__Required task__. Each line containing the word "Function" must be collected.

Given entries start

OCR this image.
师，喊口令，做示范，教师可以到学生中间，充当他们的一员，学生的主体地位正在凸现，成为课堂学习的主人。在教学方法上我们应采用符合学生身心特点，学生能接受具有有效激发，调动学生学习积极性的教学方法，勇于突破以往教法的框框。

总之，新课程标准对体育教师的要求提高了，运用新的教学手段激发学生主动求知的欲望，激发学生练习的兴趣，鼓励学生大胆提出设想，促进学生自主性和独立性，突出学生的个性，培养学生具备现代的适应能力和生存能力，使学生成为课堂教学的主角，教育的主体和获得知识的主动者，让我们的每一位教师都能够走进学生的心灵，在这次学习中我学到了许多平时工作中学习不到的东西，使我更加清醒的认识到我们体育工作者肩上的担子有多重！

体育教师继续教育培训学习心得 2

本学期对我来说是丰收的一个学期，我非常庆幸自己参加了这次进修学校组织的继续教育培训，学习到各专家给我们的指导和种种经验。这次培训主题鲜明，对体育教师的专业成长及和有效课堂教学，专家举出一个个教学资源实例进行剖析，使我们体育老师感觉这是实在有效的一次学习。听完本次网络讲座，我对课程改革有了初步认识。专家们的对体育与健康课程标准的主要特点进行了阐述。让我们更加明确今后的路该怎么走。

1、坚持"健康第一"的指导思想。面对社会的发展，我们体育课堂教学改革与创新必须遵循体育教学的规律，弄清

Given entries end
Given entries start

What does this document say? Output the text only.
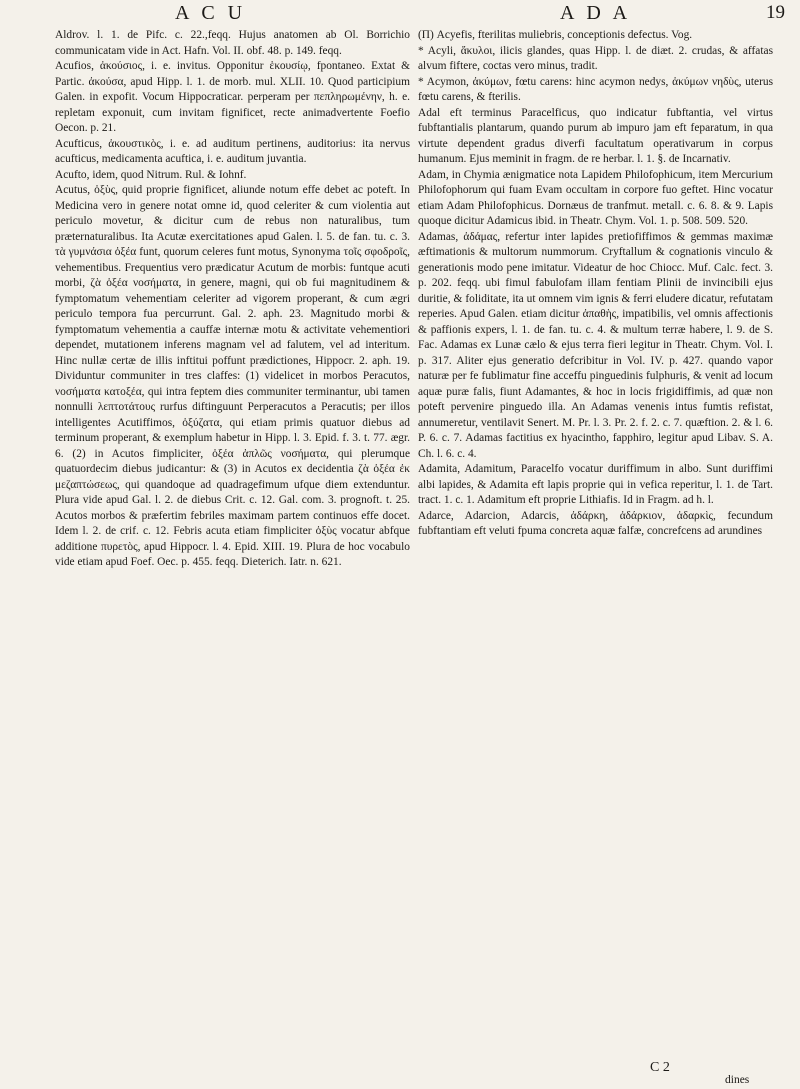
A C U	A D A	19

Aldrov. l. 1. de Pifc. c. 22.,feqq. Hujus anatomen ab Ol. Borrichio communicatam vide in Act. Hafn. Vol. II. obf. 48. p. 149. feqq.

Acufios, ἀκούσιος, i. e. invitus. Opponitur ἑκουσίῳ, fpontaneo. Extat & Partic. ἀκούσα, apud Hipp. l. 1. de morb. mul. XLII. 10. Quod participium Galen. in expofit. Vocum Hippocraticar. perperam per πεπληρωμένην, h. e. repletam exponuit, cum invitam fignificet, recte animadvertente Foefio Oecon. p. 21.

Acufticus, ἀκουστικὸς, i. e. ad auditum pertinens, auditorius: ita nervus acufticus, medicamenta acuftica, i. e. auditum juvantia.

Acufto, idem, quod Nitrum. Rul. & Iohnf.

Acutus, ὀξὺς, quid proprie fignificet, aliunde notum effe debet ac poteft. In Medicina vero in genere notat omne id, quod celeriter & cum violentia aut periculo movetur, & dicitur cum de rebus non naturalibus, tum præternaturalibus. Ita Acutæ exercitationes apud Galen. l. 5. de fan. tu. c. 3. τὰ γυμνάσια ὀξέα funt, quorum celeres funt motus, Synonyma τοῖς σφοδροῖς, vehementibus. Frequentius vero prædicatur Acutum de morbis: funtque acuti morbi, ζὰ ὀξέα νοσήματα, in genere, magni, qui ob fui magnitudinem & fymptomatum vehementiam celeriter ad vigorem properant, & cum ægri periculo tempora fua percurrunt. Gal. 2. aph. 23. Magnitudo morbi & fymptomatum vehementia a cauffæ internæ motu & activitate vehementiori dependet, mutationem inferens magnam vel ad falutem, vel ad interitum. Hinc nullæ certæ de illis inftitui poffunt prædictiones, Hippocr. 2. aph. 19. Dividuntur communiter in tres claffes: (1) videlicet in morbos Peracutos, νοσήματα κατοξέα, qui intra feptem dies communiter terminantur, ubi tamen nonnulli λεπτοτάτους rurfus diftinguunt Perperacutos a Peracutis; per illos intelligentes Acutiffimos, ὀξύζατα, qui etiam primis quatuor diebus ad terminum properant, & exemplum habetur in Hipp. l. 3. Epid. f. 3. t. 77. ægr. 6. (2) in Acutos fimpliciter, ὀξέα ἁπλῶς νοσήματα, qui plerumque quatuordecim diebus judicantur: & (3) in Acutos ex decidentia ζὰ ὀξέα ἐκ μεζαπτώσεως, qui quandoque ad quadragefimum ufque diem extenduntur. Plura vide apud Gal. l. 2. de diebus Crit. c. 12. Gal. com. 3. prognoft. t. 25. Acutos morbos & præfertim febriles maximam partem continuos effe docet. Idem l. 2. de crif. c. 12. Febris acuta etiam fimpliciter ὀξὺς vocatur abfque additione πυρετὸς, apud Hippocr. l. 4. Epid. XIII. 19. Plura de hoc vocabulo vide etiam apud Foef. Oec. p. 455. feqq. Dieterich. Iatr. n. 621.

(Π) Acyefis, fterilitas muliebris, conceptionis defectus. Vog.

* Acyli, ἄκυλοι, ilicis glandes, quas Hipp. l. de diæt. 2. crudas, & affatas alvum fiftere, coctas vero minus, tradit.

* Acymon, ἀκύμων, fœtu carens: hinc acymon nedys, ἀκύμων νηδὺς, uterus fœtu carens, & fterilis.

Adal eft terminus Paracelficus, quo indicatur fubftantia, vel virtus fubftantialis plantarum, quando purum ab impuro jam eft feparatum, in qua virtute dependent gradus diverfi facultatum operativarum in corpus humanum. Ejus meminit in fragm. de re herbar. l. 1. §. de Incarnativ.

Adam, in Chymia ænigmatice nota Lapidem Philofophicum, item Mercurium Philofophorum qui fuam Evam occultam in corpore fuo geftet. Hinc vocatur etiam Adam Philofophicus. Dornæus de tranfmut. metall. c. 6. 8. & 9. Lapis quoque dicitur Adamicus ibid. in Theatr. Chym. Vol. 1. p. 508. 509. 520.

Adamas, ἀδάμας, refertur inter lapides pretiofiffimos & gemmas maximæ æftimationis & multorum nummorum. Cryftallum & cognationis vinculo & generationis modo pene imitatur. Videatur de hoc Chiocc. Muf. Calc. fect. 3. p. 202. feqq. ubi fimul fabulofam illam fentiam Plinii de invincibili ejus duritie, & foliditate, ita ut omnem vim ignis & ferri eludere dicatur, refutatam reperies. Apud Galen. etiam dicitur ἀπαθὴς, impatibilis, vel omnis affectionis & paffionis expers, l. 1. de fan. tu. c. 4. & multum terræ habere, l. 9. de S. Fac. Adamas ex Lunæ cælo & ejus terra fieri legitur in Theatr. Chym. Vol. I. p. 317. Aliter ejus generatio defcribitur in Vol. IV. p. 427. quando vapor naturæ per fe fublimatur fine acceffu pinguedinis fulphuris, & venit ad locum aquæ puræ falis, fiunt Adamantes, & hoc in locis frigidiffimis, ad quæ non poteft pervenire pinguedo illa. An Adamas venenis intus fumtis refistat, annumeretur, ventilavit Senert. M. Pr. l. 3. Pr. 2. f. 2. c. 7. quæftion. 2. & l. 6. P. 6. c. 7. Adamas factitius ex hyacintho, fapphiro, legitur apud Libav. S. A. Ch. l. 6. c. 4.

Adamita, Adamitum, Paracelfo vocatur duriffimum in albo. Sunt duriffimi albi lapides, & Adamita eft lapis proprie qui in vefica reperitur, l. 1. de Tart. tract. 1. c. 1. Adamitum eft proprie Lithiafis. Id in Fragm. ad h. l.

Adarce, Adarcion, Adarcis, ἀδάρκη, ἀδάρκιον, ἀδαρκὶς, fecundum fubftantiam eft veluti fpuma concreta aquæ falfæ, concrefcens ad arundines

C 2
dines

Given entries end
Given entries start

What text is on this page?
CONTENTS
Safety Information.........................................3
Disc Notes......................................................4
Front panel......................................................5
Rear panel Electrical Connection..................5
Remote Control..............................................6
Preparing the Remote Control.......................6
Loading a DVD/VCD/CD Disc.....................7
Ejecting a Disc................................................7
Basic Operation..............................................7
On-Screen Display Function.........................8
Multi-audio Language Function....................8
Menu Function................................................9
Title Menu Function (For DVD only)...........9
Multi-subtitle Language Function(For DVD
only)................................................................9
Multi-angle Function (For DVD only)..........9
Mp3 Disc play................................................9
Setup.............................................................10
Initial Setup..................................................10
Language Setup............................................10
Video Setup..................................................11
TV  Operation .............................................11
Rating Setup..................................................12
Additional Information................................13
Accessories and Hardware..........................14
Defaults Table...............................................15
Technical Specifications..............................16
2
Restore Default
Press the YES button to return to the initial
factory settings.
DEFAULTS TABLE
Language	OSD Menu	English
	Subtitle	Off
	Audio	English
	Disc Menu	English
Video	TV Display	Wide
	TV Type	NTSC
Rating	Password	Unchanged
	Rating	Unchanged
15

Given entries end

__Answer to the task__.
On-Screen Display Function.........................8
Multi-audio Language Function....................8
Menu Function................................................9
Title Menu Function (For DVD only)...........9
Multi-subtitle Language Function(For DVD
Multi-angle Function (For DVD only)..........9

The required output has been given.